## SET PROBLEM
Copy the listing word for word from the line with "For every button, label, input, icon, or" to the line with "Text: O: O bbox=[280, 3, 289, 16]".

-- SUPPLIED DATA start --

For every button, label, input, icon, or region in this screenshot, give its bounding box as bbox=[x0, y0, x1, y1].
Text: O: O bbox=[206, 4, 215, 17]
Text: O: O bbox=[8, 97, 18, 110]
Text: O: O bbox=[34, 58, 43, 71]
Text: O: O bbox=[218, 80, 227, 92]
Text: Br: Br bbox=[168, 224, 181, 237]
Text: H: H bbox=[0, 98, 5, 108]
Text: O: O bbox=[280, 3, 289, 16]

-- SUPPLIED DATA end --
-- SUPPLIED DATA start --

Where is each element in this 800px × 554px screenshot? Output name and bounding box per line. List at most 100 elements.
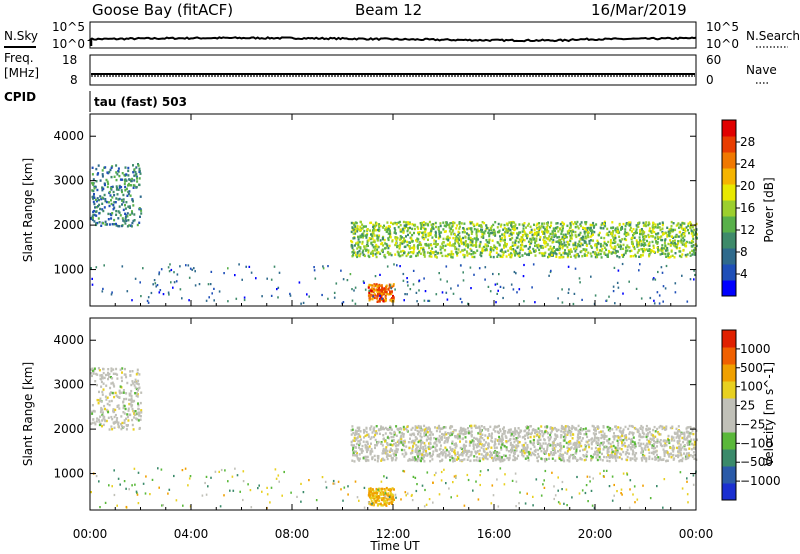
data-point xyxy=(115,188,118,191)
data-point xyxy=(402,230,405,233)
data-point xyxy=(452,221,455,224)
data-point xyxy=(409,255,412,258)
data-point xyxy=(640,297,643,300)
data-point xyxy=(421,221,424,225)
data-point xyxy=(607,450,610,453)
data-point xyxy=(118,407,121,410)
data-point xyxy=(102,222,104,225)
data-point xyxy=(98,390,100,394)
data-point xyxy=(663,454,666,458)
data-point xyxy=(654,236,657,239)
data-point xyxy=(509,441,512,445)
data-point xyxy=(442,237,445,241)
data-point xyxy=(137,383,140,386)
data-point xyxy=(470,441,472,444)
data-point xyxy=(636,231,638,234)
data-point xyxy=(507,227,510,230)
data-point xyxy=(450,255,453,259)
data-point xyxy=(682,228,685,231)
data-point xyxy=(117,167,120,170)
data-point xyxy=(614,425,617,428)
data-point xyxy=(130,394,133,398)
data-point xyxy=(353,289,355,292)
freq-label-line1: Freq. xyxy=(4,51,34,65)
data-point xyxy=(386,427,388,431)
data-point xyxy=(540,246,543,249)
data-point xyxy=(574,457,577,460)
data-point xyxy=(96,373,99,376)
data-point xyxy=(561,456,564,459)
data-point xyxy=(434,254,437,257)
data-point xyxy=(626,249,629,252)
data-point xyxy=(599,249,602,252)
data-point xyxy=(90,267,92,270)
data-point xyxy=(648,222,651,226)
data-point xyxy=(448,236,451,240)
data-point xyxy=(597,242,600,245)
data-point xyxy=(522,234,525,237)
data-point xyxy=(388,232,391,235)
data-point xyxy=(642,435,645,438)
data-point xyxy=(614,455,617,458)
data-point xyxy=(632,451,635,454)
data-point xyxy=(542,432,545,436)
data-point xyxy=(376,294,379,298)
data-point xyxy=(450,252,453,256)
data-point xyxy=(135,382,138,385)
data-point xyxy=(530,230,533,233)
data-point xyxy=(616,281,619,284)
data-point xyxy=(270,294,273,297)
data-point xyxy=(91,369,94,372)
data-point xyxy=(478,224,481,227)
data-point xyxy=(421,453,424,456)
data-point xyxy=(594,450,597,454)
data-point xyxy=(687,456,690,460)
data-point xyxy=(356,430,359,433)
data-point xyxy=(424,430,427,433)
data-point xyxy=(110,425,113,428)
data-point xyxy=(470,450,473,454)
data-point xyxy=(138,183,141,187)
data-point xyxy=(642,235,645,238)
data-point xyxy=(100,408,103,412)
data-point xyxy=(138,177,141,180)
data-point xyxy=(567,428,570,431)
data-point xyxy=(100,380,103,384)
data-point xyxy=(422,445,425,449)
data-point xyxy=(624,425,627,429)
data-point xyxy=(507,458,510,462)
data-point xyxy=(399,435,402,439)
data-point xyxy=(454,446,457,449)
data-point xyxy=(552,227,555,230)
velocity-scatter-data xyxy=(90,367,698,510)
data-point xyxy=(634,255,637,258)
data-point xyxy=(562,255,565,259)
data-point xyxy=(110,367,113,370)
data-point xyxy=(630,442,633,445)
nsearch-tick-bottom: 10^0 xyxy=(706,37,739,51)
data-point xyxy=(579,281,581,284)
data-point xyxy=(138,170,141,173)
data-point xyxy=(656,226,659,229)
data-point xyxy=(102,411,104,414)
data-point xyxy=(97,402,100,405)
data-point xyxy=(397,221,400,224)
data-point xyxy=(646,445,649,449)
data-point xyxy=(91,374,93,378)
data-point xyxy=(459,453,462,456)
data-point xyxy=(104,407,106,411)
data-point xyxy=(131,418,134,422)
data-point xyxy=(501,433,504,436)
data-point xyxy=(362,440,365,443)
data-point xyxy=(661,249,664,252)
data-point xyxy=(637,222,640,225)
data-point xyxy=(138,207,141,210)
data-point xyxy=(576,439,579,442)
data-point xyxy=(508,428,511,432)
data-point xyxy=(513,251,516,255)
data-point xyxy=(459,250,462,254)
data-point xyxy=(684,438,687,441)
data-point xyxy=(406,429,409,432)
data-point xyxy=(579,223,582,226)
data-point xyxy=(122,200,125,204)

-- SUPPLIED DATA end --

## EXERCISE ANSWER
For every button, label, input, icon, or region in this screenshot, give its bounding box as bbox=[x0, y0, x1, y1].
Text: O: O bbox=[206, 4, 215, 17]
Text: O: O bbox=[8, 97, 18, 110]
Text: O: O bbox=[34, 58, 43, 71]
Text: O: O bbox=[218, 80, 227, 92]
Text: Br: Br bbox=[168, 224, 181, 237]
Text: H: H bbox=[0, 98, 5, 108]
Text: O: O bbox=[280, 3, 289, 16]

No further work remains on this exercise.